_Set problem 1_
Summarize the piece on context in web workflow in two sentences.
_Set problem 2_
Reproduce word for word the part of the piece on context in web workflow starting at "Strong design works" and ending at "to some degree.".

_Article_
Part of the realisation of what I’d committed to was that I’d be sharing the stage with the likes of Jon Hicks, Sarah Parmenter and Elliot Jay Stocks – all well known and amazing designers.  Not really calling myself a designer (as I guess I’ve far more of a history in front and back-end development), I went for hand drawn slides which I think turned out OK with a flick-book-esque spider running across the bottom.  I normally rant/ramble about stuff I either know about or have passion for so it was a new experience trying to give that some kind of a narrative and actually make a point!

The Talk

So what I got together was a different approach to workflow – labeling a group of existing disciplines and ones not currently considered widely as a stage about context.  This basically means that before design or development, looking through these and seeing how they can apply to the content the site or service will be generating.  This includes elements most/all of us would do anyway, like considering who your audience are, language/localisation, etc and also ensuring accessibility is included at this embryonic stage.  Bring into the mix how relevant location is (both of the visitor and of the location of the producers of the content or those cited within), time, device used (not just desktop or mobile – considering the dearth of web accessible devices we’re now using) and most importantly – how does your content work outside of the framing your design provides?

Strong design works with the content, whatever that may be, and can lift otherwise templated, formulaic sites to a new level working with the content (I was another one to give a nod to Jason Santa Maria’s site) but we need to do this while understanding how our content is consumed, through RSS feeds, in aggregators or shared through Twitter, Facebook and the like.  This comes down to the importance of copy to some degree.

_Material supplied_
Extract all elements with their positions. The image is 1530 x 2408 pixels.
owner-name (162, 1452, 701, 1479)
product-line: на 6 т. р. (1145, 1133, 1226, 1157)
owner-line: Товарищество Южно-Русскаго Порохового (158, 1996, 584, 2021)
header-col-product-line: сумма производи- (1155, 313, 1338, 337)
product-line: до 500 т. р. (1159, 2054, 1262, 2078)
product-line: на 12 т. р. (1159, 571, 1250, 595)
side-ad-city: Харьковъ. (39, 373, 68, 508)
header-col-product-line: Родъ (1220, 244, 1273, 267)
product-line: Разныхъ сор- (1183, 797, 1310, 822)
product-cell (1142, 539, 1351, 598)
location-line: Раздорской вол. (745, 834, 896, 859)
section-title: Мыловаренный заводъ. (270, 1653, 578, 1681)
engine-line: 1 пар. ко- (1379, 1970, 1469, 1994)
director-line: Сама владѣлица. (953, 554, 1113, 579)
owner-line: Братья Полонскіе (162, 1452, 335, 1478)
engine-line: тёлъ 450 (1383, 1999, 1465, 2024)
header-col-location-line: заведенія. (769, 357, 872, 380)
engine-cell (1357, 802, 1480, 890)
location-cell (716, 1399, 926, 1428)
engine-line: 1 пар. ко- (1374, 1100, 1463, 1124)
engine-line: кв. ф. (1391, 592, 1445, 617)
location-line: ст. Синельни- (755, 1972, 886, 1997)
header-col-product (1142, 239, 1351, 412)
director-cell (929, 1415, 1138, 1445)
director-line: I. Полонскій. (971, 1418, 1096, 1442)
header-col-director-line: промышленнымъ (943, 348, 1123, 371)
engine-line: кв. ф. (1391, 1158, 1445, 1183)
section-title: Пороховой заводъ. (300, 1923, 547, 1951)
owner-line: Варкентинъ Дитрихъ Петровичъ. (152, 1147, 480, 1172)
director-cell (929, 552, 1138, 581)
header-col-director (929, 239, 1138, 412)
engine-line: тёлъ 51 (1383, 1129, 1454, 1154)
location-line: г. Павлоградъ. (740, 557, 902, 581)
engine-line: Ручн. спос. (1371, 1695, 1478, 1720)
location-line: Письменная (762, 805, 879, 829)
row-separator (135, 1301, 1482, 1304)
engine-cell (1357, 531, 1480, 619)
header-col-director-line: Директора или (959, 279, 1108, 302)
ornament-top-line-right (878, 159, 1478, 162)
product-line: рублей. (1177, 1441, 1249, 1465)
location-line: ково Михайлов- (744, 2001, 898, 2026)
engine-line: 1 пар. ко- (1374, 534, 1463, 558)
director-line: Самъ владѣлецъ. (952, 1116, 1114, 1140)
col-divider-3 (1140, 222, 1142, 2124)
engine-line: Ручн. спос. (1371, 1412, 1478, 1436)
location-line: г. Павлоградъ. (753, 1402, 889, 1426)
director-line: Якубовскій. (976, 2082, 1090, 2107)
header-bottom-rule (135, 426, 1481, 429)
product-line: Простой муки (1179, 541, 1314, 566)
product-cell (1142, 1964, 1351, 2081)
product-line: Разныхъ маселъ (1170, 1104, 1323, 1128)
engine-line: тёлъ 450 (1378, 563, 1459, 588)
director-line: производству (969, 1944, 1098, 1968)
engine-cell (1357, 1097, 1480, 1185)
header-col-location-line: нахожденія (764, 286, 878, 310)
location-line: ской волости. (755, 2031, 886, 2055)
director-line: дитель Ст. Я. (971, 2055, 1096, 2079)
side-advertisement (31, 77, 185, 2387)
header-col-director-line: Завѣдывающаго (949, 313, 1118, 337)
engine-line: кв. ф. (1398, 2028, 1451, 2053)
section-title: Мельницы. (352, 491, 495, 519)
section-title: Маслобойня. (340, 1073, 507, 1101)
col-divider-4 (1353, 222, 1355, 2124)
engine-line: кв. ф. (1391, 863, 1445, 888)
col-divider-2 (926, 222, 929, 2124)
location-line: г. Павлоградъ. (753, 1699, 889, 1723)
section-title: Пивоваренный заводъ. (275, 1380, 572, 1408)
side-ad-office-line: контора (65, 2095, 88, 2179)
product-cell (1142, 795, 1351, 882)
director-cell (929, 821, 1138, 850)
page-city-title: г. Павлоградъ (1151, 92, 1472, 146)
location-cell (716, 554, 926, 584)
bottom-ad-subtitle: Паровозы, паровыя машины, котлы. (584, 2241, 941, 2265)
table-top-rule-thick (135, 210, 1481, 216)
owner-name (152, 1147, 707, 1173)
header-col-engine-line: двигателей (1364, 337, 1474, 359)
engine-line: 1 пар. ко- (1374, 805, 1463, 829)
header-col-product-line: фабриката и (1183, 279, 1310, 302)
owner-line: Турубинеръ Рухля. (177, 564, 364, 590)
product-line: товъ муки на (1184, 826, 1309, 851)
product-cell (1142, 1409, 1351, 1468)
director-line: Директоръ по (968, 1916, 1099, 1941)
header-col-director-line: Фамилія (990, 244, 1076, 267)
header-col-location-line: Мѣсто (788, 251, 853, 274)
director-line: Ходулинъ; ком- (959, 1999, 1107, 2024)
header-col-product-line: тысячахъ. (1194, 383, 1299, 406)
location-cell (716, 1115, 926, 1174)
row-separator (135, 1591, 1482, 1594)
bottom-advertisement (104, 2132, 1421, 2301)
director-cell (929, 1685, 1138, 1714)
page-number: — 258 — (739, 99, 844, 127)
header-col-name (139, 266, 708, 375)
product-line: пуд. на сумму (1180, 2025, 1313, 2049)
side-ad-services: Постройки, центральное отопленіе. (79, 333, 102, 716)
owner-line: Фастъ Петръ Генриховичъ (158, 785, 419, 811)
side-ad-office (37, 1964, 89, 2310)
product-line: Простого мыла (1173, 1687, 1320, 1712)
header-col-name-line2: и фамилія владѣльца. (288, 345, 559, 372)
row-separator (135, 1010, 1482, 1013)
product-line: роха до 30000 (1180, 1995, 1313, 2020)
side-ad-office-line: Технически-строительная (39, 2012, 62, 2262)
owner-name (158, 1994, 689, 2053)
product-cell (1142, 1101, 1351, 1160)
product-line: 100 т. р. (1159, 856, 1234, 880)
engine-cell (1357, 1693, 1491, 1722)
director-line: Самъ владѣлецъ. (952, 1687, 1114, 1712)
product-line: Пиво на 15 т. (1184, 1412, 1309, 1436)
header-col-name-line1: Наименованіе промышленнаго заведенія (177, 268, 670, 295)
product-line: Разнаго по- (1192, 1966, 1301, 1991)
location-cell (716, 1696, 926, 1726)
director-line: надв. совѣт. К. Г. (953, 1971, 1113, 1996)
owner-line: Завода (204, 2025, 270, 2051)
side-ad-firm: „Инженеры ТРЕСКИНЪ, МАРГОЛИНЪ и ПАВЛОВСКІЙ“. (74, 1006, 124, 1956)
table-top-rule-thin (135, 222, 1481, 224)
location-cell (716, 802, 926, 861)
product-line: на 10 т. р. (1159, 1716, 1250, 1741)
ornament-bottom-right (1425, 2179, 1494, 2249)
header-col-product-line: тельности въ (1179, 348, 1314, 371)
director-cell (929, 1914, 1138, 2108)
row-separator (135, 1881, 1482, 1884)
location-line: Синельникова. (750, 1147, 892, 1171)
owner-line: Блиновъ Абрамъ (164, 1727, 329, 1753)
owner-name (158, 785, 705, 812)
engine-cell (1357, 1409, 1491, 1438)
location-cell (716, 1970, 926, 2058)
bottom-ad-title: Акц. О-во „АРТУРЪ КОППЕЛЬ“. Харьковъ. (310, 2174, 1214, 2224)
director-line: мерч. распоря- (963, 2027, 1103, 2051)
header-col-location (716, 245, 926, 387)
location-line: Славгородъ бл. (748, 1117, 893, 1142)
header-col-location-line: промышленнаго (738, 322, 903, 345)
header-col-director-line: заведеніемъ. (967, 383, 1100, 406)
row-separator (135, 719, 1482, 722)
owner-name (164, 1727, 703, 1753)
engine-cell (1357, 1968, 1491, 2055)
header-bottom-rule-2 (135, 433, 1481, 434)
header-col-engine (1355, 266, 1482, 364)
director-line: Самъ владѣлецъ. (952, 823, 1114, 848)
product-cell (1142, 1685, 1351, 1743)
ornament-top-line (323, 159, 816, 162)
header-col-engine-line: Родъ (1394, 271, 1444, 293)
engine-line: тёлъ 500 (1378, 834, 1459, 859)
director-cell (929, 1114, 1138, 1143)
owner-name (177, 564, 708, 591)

_Written solution 1_
The speaker shared the stage with well-known designers, used hand-drawn slides, and proposed a workflow stage about context that comes before design or development. This stage covers audience, language and localization, accessibility, location, time, and device, and it asks how content works outside the design's framing, because content is also consumed through RSS feeds, aggregators, and sharing on Twitter and Facebook.

_Written solution 2_
Strong design works with the content, whatever that may be, and can lift otherwise templated, formulaic sites to a new level working with the content (I was another one to give a nod to Jason Santa Maria’s site) but we need to do this while understanding how our content is consumed, through RSS feeds, in aggregators or shared through Twitter, Facebook and the like.  This comes down to the importance of copy to some degree.